_What the task requires_: The response must consist of every record, restated word for word.

_Records provided_:
>>>>

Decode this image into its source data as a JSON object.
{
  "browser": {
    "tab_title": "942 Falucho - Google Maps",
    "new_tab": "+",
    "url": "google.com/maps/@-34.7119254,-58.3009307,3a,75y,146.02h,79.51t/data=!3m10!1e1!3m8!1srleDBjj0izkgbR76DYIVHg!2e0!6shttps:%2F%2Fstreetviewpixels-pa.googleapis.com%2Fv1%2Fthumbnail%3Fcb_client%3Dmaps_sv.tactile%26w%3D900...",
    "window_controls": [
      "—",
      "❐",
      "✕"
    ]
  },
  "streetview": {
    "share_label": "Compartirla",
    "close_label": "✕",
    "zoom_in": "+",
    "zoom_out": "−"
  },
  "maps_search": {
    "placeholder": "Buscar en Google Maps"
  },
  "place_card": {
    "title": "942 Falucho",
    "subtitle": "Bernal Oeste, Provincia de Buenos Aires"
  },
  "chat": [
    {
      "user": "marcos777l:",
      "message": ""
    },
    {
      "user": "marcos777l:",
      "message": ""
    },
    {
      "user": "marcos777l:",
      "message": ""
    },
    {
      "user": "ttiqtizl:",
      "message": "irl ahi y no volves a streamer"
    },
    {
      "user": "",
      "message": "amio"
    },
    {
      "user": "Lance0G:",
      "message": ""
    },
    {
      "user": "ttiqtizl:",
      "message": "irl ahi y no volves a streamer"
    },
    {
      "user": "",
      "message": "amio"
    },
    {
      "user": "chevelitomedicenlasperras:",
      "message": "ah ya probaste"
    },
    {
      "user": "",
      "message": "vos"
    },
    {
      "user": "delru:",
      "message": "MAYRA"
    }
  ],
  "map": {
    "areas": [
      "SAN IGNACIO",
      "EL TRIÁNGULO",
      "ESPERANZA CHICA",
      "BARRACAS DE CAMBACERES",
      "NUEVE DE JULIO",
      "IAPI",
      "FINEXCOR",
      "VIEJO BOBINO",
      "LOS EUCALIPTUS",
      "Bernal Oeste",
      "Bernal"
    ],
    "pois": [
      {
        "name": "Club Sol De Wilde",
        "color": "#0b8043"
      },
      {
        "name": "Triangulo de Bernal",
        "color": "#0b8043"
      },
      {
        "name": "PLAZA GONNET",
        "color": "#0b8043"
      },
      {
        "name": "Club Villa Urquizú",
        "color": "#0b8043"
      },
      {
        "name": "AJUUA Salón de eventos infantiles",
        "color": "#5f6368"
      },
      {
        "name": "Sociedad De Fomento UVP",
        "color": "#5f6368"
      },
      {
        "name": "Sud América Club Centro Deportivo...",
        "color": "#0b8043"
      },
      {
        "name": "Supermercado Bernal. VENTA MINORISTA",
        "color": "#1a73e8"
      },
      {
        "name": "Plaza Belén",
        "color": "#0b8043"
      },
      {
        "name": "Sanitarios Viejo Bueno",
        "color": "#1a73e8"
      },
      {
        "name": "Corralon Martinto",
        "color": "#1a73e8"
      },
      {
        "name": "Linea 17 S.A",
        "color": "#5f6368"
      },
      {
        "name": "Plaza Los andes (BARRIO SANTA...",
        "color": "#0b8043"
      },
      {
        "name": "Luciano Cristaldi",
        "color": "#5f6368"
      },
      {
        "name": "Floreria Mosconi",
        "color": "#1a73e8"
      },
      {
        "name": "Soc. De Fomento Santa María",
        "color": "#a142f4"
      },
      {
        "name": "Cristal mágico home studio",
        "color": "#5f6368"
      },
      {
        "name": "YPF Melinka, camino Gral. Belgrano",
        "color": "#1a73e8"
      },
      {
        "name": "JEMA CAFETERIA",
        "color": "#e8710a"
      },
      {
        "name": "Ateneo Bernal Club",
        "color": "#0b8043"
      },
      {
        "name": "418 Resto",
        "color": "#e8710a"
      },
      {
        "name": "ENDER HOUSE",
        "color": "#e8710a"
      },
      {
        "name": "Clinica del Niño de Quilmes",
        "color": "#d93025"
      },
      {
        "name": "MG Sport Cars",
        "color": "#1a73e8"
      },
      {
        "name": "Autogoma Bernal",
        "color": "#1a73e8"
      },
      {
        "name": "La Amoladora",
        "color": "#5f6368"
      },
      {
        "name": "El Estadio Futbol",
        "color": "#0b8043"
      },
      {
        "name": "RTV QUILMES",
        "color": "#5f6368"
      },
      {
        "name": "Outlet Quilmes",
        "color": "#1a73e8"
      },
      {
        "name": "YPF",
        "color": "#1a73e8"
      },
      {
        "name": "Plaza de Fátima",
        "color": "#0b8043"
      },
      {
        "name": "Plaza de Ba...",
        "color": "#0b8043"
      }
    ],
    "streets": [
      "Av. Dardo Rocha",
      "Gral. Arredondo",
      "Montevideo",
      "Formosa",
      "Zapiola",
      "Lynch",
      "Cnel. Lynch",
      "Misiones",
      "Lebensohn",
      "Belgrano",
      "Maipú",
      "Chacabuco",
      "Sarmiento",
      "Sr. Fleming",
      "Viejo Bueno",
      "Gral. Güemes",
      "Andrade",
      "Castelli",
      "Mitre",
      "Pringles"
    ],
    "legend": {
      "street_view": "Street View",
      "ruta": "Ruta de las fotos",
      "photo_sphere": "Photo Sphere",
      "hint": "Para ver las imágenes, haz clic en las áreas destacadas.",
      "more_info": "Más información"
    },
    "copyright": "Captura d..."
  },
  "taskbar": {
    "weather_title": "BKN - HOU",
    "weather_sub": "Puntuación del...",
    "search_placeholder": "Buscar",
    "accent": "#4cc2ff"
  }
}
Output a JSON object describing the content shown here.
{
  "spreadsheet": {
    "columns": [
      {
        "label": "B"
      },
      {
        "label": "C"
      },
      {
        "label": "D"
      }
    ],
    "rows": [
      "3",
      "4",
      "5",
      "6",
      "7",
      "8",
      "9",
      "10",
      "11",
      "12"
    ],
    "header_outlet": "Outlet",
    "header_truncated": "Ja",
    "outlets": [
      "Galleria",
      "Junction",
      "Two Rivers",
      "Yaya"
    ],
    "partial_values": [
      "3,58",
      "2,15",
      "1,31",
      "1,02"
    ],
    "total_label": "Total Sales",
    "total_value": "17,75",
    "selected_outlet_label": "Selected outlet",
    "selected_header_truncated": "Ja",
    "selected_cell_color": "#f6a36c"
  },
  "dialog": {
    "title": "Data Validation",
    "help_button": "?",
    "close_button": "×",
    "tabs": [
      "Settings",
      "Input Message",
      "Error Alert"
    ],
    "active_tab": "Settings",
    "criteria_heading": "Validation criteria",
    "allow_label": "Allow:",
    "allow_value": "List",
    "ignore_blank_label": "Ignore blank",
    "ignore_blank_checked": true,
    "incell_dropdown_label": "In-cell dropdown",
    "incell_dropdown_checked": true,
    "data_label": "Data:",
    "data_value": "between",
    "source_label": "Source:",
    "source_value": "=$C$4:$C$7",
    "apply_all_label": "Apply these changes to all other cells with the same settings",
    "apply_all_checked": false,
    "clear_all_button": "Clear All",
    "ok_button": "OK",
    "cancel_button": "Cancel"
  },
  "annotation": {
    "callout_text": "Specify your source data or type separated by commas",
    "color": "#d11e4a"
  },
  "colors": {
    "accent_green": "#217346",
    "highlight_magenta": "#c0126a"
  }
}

<<<<

_Answer box_:
Decode this image into its source data as a JSON object.
{
  "browser": {
    "tab_title": "942 Falucho - Google Maps",
    "new_tab": "+",
    "url": "google.com/maps/@-34.7119254,-58.3009307,3a,75y,146.02h,79.51t/data=!3m10!1e1!3m8!1srleDBjj0izkgbR76DYIVHg!2e0!6shttps:%2F%2Fstreetviewpixels-pa.googleapis.com%2Fv1%2Fthumbnail%3Fcb_client%3Dmaps_sv.tactile%26w%3D900...",
    "window_controls": [
      "—",
      "❐",
      "✕"
    ]
  },
  "streetview": {
    "share_label": "Compartirla",
    "close_label": "✕",
    "zoom_in": "+",
    "zoom_out": "−"
  },
  "maps_search": {
    "placeholder": "Buscar en Google Maps"
  },
  "place_card": {
    "title": "942 Falucho",
    "subtitle": "Bernal Oeste, Provincia de Buenos Aires"
  },
  "chat": [
    {
      "user": "marcos777l:",
      "message": ""
    },
    {
      "user": "marcos777l:",
      "message": ""
    },
    {
      "user": "marcos777l:",
      "message": ""
    },
    {
      "user": "ttiqtizl:",
      "message": "irl ahi y no volves a streamer"
    },
    {
      "user": "",
      "message": "amio"
    },
    {
      "user": "Lance0G:",
      "message": ""
    },
    {
      "user": "ttiqtizl:",
      "message": "irl ahi y no volves a streamer"
    },
    {
      "user": "",
      "message": "amio"
    },
    {
      "user": "chevelitomedicenlasperras:",
      "message": "ah ya probaste"
    },
    {
      "user": "",
      "message": "vos"
    },
    {
      "user": "delru:",
      "message": "MAYRA"
    }
  ],
  "map": {
    "areas": [
      "SAN IGNACIO",
      "EL TRIÁNGULO",
      "ESPERANZA CHICA",
      "BARRACAS DE CAMBACERES",
      "NUEVE DE JULIO",
      "IAPI",
      "FINEXCOR",
      "VIEJO BOBINO",
      "LOS EUCALIPTUS",
      "Bernal Oeste",
      "Bernal"
    ],
    "pois": [
      {
        "name": "Club Sol De Wilde",
        "color": "#0b8043"
      },
      {
        "name": "Triangulo de Bernal",
        "color": "#0b8043"
      },
      {
        "name": "PLAZA GONNET",
        "color": "#0b8043"
      },
      {
        "name": "Club Villa Urquizú",
        "color": "#0b8043"
      },
      {
        "name": "AJUUA Salón de eventos infantiles",
        "color": "#5f6368"
      },
      {
        "name": "Sociedad De Fomento UVP",
        "color": "#5f6368"
      },
      {
        "name": "Sud América Club Centro Deportivo...",
        "color": "#0b8043"
      },
      {
        "name": "Supermercado Bernal. VENTA MINORISTA",
        "color": "#1a73e8"
      },
      {
        "name": "Plaza Belén",
        "color": "#0b8043"
      },
      {
        "name": "Sanitarios Viejo Bueno",
        "color": "#1a73e8"
      },
      {
        "name": "Corralon Martinto",
        "color": "#1a73e8"
      },
      {
        "name": "Linea 17 S.A",
        "color": "#5f6368"
      },
      {
        "name": "Plaza Los andes (BARRIO SANTA...",
        "color": "#0b8043"
      },
      {
        "name": "Luciano Cristaldi",
        "color": "#5f6368"
      },
      {
        "name": "Floreria Mosconi",
        "color": "#1a73e8"
      },
      {
        "name": "Soc. De Fomento Santa María",
        "color": "#a142f4"
      },
      {
        "name": "Cristal mágico home studio",
        "color": "#5f6368"
      },
      {
        "name": "YPF Melinka, camino Gral. Belgrano",
        "color": "#1a73e8"
      },
      {
        "name": "JEMA CAFETERIA",
        "color": "#e8710a"
      },
      {
        "name": "Ateneo Bernal Club",
        "color": "#0b8043"
      },
      {
        "name": "418 Resto",
        "color": "#e8710a"
      },
      {
        "name": "ENDER HOUSE",
        "color": "#e8710a"
      },
      {
        "name": "Clinica del Niño de Quilmes",
        "color": "#d93025"
      },
      {
        "name": "MG Sport Cars",
        "color": "#1a73e8"
      },
      {
        "name": "Autogoma Bernal",
        "color": "#1a73e8"
      },
      {
        "name": "La Amoladora",
        "color": "#5f6368"
      },
      {
        "name": "El Estadio Futbol",
        "color": "#0b8043"
      },
      {
        "name": "RTV QUILMES",
        "color": "#5f6368"
      },
      {
        "name": "Outlet Quilmes",
        "color": "#1a73e8"
      },
      {
        "name": "YPF",
        "color": "#1a73e8"
      },
      {
        "name": "Plaza de Fátima",
        "color": "#0b8043"
      },
      {
        "name": "Plaza de Ba...",
        "color": "#0b8043"
      }
    ],
    "streets": [
      "Av. Dardo Rocha",
      "Gral. Arredondo",
      "Montevideo",
      "Formosa",
      "Zapiola",
      "Lynch",
      "Cnel. Lynch",
      "Misiones",
      "Lebensohn",
      "Belgrano",
      "Maipú",
      "Chacabuco",
      "Sarmiento",
      "Sr. Fleming",
      "Viejo Bueno",
      "Gral. Güemes",
      "Andrade",
      "Castelli",
      "Mitre",
      "Pringles"
    ],
    "legend": {
      "street_view": "Street View",
      "ruta": "Ruta de las fotos",
      "photo_sphere": "Photo Sphere",
      "hint": "Para ver las imágenes, haz clic en las áreas destacadas.",
      "more_info": "Más información"
    },
    "copyright": "Captura d..."
  },
  "taskbar": {
    "weather_title": "BKN - HOU",
    "weather_sub": "Puntuación del...",
    "search_placeholder": "Buscar",
    "accent": "#4cc2ff"
  }
}
Output a JSON object describing the content shown here.
{
  "spreadsheet": {
    "columns": [
      {
        "label": "B"
      },
      {
        "label": "C"
      },
      {
        "label": "D"
      }
    ],
    "rows": [
      "3",
      "4",
      "5",
      "6",
      "7",
      "8",
      "9",
      "10",
      "11",
      "12"
    ],
    "header_outlet": "Outlet",
    "header_truncated": "Ja",
    "outlets": [
      "Galleria",
      "Junction",
      "Two Rivers",
      "Yaya"
    ],
    "partial_values": [
      "3,58",
      "2,15",
      "1,31",
      "1,02"
    ],
    "total_label": "Total Sales",
    "total_value": "17,75",
    "selected_outlet_label": "Selected outlet",
    "selected_header_truncated": "Ja",
    "selected_cell_color": "#f6a36c"
  },
  "dialog": {
    "title": "Data Validation",
    "help_button": "?",
    "close_button": "×",
    "tabs": [
      "Settings",
      "Input Message",
      "Error Alert"
    ],
    "active_tab": "Settings",
    "criteria_heading": "Validation criteria",
    "allow_label": "Allow:",
    "allow_value": "List",
    "ignore_blank_label": "Ignore blank",
    "ignore_blank_checked": true,
    "incell_dropdown_label": "In-cell dropdown",
    "incell_dropdown_checked": true,
    "data_label": "Data:",
    "data_value": "between",
    "source_label": "Source:",
    "source_value": "=$C$4:$C$7",
    "apply_all_label": "Apply these changes to all other cells with the same settings",
    "apply_all_checked": false,
    "clear_all_button": "Clear All",
    "ok_button": "OK",
    "cancel_button": "Cancel"
  },
  "annotation": {
    "callout_text": "Specify your source data or type separated by commas",
    "color": "#d11e4a"
  },
  "colors": {
    "accent_green": "#217346",
    "highlight_magenta": "#c0126a"
  }
}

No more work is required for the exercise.